• **RECORD EXCERPTS**

※

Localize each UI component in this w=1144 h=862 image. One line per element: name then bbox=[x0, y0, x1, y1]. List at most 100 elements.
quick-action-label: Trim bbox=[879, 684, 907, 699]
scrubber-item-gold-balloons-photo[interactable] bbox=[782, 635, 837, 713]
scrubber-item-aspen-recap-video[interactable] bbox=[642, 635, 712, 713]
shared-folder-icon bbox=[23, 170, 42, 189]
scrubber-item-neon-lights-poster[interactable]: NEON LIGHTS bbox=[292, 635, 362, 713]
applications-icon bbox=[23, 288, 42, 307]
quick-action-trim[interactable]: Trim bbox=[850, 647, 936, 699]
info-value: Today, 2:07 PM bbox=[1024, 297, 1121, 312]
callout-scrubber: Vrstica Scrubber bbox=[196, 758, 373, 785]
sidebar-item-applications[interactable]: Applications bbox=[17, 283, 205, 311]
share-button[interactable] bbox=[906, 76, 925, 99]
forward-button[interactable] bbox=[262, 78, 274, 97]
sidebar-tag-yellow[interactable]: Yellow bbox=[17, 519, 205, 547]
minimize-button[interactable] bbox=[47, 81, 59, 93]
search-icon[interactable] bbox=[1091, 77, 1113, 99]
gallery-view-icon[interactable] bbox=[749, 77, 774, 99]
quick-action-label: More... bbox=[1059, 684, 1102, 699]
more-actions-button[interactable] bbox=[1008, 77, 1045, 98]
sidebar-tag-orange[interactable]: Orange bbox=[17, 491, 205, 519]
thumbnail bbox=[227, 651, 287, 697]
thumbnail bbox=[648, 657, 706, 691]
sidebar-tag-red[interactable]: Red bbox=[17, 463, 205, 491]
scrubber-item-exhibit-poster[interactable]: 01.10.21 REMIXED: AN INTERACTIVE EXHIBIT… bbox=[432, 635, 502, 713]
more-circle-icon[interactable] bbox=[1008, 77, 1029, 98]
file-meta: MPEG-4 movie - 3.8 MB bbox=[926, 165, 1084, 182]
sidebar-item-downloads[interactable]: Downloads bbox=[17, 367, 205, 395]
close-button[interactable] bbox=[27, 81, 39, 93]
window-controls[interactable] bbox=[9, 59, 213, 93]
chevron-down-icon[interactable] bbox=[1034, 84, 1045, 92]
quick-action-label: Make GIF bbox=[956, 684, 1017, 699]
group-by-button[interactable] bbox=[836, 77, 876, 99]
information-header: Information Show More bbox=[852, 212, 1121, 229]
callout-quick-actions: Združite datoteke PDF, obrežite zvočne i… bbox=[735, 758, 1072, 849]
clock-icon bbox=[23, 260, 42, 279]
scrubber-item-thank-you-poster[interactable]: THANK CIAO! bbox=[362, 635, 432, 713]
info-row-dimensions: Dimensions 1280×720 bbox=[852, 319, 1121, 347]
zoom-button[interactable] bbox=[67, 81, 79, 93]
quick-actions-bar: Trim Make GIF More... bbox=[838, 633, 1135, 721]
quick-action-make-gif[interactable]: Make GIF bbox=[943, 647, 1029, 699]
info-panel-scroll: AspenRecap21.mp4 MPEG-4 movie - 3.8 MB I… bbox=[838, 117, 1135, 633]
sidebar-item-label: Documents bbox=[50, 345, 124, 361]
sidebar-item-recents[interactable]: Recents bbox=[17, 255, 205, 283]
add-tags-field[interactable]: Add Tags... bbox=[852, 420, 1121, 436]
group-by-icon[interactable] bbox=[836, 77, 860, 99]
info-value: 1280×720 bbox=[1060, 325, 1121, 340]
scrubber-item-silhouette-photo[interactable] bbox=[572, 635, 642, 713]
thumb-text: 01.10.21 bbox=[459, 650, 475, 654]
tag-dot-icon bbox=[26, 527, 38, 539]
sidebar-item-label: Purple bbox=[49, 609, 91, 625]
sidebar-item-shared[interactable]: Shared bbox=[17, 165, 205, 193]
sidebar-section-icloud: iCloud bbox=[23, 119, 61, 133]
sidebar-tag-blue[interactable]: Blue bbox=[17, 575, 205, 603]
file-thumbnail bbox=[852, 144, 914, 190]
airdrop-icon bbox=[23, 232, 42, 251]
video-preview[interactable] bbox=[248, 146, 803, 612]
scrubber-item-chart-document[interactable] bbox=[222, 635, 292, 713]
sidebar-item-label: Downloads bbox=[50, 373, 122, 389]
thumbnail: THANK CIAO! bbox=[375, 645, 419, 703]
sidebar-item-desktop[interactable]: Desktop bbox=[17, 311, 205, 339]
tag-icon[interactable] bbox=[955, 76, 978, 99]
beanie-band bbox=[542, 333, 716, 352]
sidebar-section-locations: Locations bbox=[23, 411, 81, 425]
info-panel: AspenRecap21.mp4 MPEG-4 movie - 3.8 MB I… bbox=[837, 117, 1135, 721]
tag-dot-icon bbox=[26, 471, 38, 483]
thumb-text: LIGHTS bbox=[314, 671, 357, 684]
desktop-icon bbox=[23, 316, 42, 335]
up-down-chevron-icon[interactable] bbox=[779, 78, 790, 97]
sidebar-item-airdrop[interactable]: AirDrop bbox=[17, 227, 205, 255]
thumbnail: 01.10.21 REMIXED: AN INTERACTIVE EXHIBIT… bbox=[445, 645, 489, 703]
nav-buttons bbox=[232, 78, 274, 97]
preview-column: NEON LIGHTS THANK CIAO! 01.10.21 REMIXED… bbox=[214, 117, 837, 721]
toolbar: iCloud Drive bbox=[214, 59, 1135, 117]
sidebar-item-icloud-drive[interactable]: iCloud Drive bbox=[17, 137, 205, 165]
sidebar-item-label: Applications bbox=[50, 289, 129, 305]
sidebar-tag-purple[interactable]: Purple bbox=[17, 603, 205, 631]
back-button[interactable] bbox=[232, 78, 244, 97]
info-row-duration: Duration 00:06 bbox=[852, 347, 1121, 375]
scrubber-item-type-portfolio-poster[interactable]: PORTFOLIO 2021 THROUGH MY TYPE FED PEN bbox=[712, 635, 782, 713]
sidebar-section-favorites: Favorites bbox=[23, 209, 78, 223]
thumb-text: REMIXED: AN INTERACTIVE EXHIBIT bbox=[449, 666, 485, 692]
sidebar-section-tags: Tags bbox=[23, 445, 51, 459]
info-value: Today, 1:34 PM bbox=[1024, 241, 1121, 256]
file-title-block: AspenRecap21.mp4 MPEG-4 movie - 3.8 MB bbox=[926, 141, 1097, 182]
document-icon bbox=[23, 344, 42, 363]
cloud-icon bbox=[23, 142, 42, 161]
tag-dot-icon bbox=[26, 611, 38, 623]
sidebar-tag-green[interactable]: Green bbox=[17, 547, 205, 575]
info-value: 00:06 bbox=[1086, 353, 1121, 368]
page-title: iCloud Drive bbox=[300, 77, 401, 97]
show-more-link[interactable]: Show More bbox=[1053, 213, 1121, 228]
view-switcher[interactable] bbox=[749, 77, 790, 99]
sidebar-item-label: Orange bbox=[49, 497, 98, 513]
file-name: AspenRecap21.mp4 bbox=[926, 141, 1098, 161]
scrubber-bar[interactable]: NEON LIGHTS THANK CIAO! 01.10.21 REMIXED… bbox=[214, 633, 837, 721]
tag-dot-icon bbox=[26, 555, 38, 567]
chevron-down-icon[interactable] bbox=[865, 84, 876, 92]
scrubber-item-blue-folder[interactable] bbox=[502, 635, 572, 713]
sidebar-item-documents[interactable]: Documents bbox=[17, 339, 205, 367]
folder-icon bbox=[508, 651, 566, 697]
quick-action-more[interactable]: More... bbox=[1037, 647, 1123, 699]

※

• **TASK DESCRIPTION**
Reproduce all of the material above word for word, without changing a single line.

• **WRITTEN SOLUTION**
Localize each UI component in this w=1144 h=862 image. One line per element: name then bbox=[x0, y0, x1, y1]. List at most 100 elements.
quick-action-label: Trim bbox=[879, 684, 907, 699]
scrubber-item-gold-balloons-photo[interactable] bbox=[782, 635, 837, 713]
scrubber-item-aspen-recap-video[interactable] bbox=[642, 635, 712, 713]
shared-folder-icon bbox=[23, 170, 42, 189]
scrubber-item-neon-lights-poster[interactable]: NEON LIGHTS bbox=[292, 635, 362, 713]
applications-icon bbox=[23, 288, 42, 307]
quick-action-trim[interactable]: Trim bbox=[850, 647, 936, 699]
info-value: Today, 2:07 PM bbox=[1024, 297, 1121, 312]
callout-scrubber: Vrstica Scrubber bbox=[196, 758, 373, 785]
sidebar-item-applications[interactable]: Applications bbox=[17, 283, 205, 311]
share-button[interactable] bbox=[906, 76, 925, 99]
forward-button[interactable] bbox=[262, 78, 274, 97]
sidebar-tag-yellow[interactable]: Yellow bbox=[17, 519, 205, 547]
minimize-button[interactable] bbox=[47, 81, 59, 93]
search-icon[interactable] bbox=[1091, 77, 1113, 99]
gallery-view-icon[interactable] bbox=[749, 77, 774, 99]
quick-action-label: More... bbox=[1059, 684, 1102, 699]
more-actions-button[interactable] bbox=[1008, 77, 1045, 98]
sidebar-tag-orange[interactable]: Orange bbox=[17, 491, 205, 519]
thumbnail bbox=[227, 651, 287, 697]
thumbnail bbox=[648, 657, 706, 691]
sidebar-tag-red[interactable]: Red bbox=[17, 463, 205, 491]
scrubber-item-exhibit-poster[interactable]: 01.10.21 REMIXED: AN INTERACTIVE EXHIBIT… bbox=[432, 635, 502, 713]
more-circle-icon[interactable] bbox=[1008, 77, 1029, 98]
file-meta: MPEG-4 movie - 3.8 MB bbox=[926, 165, 1084, 182]
sidebar-item-downloads[interactable]: Downloads bbox=[17, 367, 205, 395]
close-button[interactable] bbox=[27, 81, 39, 93]
window-controls[interactable] bbox=[9, 59, 213, 93]
chevron-down-icon[interactable] bbox=[1034, 84, 1045, 92]
quick-action-label: Make GIF bbox=[956, 684, 1017, 699]
group-by-button[interactable] bbox=[836, 77, 876, 99]
information-header: Information Show More bbox=[852, 212, 1121, 229]
callout-quick-actions: Združite datoteke PDF, obrežite zvočne i… bbox=[735, 758, 1072, 849]
clock-icon bbox=[23, 260, 42, 279]
scrubber-item-thank-you-poster[interactable]: THANK CIAO! bbox=[362, 635, 432, 713]
info-row-dimensions: Dimensions 1280×720 bbox=[852, 319, 1121, 347]
zoom-button[interactable] bbox=[67, 81, 79, 93]
quick-actions-bar: Trim Make GIF More... bbox=[838, 633, 1135, 721]
quick-action-make-gif[interactable]: Make GIF bbox=[943, 647, 1029, 699]
info-panel-scroll: AspenRecap21.mp4 MPEG-4 movie - 3.8 MB I… bbox=[838, 117, 1135, 633]
sidebar-item-label: Documents bbox=[50, 345, 124, 361]
sidebar-item-recents[interactable]: Recents bbox=[17, 255, 205, 283]
add-tags-field[interactable]: Add Tags... bbox=[852, 420, 1121, 436]
group-by-icon[interactable] bbox=[836, 77, 860, 99]
info-value: 1280×720 bbox=[1060, 325, 1121, 340]
scrubber-item-silhouette-photo[interactable] bbox=[572, 635, 642, 713]
thumb-text: 01.10.21 bbox=[459, 650, 475, 654]
tag-dot-icon bbox=[26, 527, 38, 539]
sidebar-item-label: Purple bbox=[49, 609, 91, 625]
sidebar-item-shared[interactable]: Shared bbox=[17, 165, 205, 193]
sidebar-section-icloud: iCloud bbox=[23, 119, 61, 133]
sidebar-tag-blue[interactable]: Blue bbox=[17, 575, 205, 603]
file-thumbnail bbox=[852, 144, 914, 190]
airdrop-icon bbox=[23, 232, 42, 251]
video-preview[interactable] bbox=[248, 146, 803, 612]
scrubber-item-chart-document[interactable] bbox=[222, 635, 292, 713]
sidebar-item-label: Downloads bbox=[50, 373, 122, 389]
thumbnail: THANK CIAO! bbox=[375, 645, 419, 703]
sidebar-item-desktop[interactable]: Desktop bbox=[17, 311, 205, 339]
tag-icon[interactable] bbox=[955, 76, 978, 99]
beanie-band bbox=[542, 333, 716, 352]
sidebar-section-locations: Locations bbox=[23, 411, 81, 425]
info-panel: AspenRecap21.mp4 MPEG-4 movie - 3.8 MB I… bbox=[837, 117, 1135, 721]
tag-dot-icon bbox=[26, 471, 38, 483]
thumb-text: LIGHTS bbox=[314, 671, 357, 684]
desktop-icon bbox=[23, 316, 42, 335]
up-down-chevron-icon[interactable] bbox=[779, 78, 790, 97]
sidebar-item-airdrop[interactable]: AirDrop bbox=[17, 227, 205, 255]
thumbnail: 01.10.21 REMIXED: AN INTERACTIVE EXHIBIT… bbox=[445, 645, 489, 703]
nav-buttons bbox=[232, 78, 274, 97]
preview-column: NEON LIGHTS THANK CIAO! 01.10.21 REMIXED… bbox=[214, 117, 837, 721]
toolbar: iCloud Drive bbox=[214, 59, 1135, 117]
sidebar-item-icloud-drive[interactable]: iCloud Drive bbox=[17, 137, 205, 165]
sidebar-item-label: Applications bbox=[50, 289, 129, 305]
sidebar-tag-purple[interactable]: Purple bbox=[17, 603, 205, 631]
back-button[interactable] bbox=[232, 78, 244, 97]
info-row-duration: Duration 00:06 bbox=[852, 347, 1121, 375]
scrubber-item-type-portfolio-poster[interactable]: PORTFOLIO 2021 THROUGH MY TYPE FED PEN bbox=[712, 635, 782, 713]
sidebar-section-favorites: Favorites bbox=[23, 209, 78, 223]
thumb-text: REMIXED: AN INTERACTIVE EXHIBIT bbox=[449, 666, 485, 692]
sidebar-section-tags: Tags bbox=[23, 445, 51, 459]
info-value: Today, 1:34 PM bbox=[1024, 241, 1121, 256]
file-title-block: AspenRecap21.mp4 MPEG-4 movie - 3.8 MB bbox=[926, 141, 1097, 182]
document-icon bbox=[23, 344, 42, 363]
cloud-icon bbox=[23, 142, 42, 161]
tag-dot-icon bbox=[26, 611, 38, 623]
sidebar-tag-green[interactable]: Green bbox=[17, 547, 205, 575]
info-value: 00:06 bbox=[1086, 353, 1121, 368]
page-title: iCloud Drive bbox=[300, 77, 401, 97]
show-more-link[interactable]: Show More bbox=[1053, 213, 1121, 228]
view-switcher[interactable] bbox=[749, 77, 790, 99]
sidebar-item-label: Orange bbox=[49, 497, 98, 513]
file-name: AspenRecap21.mp4 bbox=[926, 141, 1098, 161]
scrubber-bar[interactable]: NEON LIGHTS THANK CIAO! 01.10.21 REMIXED… bbox=[214, 633, 837, 721]
tag-dot-icon bbox=[26, 555, 38, 567]
chevron-down-icon[interactable] bbox=[865, 84, 876, 92]
scrubber-item-blue-folder[interactable] bbox=[502, 635, 572, 713]
sidebar-item-documents[interactable]: Documents bbox=[17, 339, 205, 367]
folder-icon bbox=[508, 651, 566, 697]
quick-action-more[interactable]: More... bbox=[1037, 647, 1123, 699]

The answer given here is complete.